- [Recorded data]:
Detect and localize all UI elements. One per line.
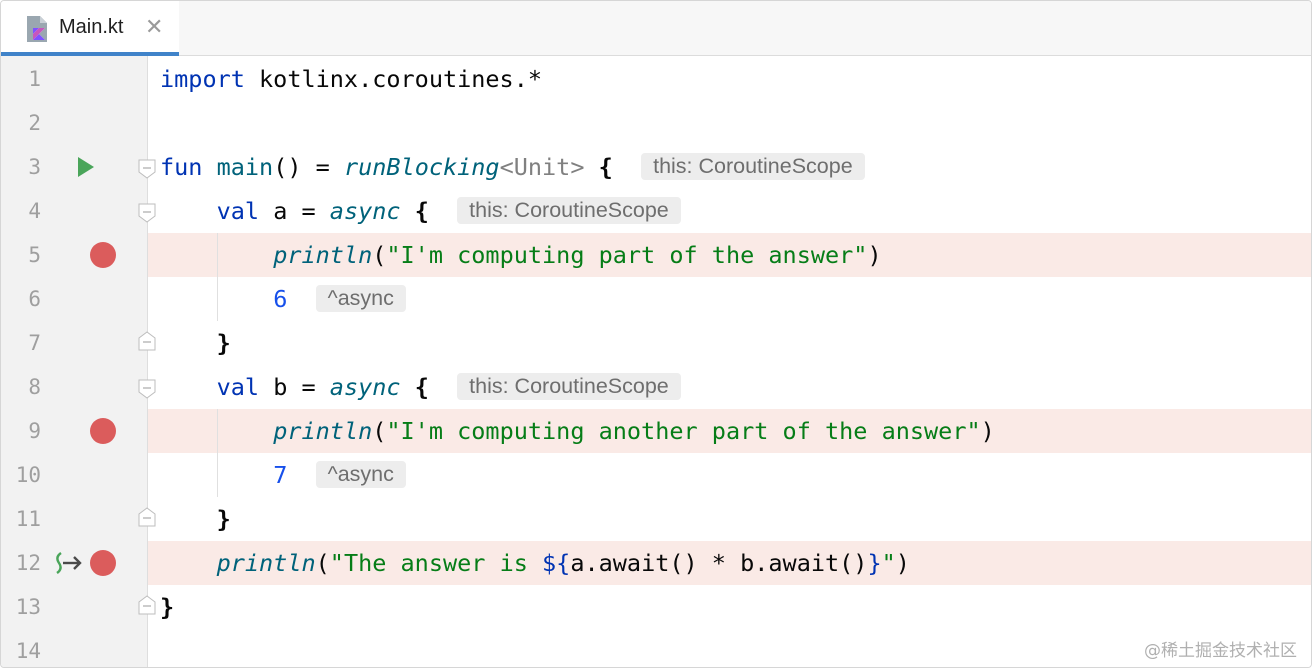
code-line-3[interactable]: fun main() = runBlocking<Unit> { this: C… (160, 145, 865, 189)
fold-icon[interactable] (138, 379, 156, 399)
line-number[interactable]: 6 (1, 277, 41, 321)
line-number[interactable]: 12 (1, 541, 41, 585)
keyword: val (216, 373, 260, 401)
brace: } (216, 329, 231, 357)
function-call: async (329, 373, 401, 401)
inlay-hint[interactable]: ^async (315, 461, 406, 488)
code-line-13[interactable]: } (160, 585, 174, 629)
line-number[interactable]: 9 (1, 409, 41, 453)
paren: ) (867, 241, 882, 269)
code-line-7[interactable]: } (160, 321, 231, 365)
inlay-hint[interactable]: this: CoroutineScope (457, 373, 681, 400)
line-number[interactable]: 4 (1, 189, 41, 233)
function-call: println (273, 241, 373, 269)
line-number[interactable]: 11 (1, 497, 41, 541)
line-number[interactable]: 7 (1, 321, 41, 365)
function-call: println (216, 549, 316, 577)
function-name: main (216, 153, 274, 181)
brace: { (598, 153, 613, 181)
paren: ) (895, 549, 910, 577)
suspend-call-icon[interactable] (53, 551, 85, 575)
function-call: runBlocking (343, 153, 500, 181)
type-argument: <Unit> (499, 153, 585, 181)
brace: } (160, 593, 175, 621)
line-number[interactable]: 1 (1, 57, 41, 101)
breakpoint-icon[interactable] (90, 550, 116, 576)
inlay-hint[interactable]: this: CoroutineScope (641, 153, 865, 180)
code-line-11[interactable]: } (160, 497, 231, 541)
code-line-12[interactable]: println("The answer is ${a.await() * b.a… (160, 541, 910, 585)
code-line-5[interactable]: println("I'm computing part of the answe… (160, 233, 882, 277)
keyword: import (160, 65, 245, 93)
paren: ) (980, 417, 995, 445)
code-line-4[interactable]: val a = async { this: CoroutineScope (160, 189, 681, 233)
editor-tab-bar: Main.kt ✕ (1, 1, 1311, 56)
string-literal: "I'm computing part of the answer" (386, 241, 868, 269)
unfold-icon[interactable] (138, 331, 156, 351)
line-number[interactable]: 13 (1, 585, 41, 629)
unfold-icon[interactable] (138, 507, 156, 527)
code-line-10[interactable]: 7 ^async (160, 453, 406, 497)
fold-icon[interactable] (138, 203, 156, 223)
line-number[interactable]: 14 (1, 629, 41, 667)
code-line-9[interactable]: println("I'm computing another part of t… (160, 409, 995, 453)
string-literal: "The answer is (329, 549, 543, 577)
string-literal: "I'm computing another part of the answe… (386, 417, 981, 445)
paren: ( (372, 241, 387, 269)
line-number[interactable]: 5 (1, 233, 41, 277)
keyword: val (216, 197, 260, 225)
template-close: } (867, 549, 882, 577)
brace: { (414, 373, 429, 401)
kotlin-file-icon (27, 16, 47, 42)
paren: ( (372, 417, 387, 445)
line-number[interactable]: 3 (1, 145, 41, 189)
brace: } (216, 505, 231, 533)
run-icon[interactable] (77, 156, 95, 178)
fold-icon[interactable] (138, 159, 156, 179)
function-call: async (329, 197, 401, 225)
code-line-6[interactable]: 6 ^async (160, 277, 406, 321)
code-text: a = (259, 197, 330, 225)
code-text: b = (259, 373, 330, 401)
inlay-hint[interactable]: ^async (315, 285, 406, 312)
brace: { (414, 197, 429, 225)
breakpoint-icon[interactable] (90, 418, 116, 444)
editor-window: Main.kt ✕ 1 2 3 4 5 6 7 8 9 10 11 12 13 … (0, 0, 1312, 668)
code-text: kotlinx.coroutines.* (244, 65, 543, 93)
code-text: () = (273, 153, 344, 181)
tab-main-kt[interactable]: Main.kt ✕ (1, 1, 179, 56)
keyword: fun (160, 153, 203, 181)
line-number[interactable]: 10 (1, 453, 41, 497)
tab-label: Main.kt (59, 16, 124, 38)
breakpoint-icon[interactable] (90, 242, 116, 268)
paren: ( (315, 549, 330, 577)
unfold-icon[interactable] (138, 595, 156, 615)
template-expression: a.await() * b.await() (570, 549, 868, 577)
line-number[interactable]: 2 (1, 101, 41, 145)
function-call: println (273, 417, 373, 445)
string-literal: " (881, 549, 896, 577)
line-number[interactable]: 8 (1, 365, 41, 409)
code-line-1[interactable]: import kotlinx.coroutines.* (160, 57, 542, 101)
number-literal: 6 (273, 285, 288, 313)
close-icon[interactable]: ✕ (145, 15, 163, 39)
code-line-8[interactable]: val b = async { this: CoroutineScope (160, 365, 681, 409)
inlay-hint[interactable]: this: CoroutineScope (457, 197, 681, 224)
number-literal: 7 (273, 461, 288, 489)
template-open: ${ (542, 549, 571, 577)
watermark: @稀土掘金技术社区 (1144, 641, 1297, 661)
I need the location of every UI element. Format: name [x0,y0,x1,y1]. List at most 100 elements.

- [Do this]: Format the lines of the records, starting at the line containing "code-line-3[interactable]: fun main()" and ending at the line containing "321, 231, 365)", as a Markdown table with the columns "No." and "Line". Number each row and leave out blank lines.

- [Problem solution]:
| No. | Line |
|---|---|
| 1 | code-line-3[interactable]: fun main() = runBlocking<Unit> { this: C… (160, 145, 865, 189) |
| 2 | fold-icon[interactable] (138, 379, 156, 399) |
| 3 | line-number[interactable]: 6 (1, 277, 41, 321) |
| 4 | line-number[interactable]: 12 (1, 541, 41, 585) |
| 5 | keyword: val (216, 373, 260, 401) |
| 6 | brace: } (216, 329, 231, 357) |
| 7 | function-call: async (329, 373, 401, 401) |
| 8 | inlay-hint[interactable]: ^async (315, 461, 406, 488) |
| 9 | code-line-13[interactable]: } (160, 585, 174, 629) |
| 10 | line-number[interactable]: 9 (1, 409, 41, 453) |
| 11 | paren: ) (867, 241, 882, 269) |
| 12 | code-line-7[interactable]: } (160, 321, 231, 365) |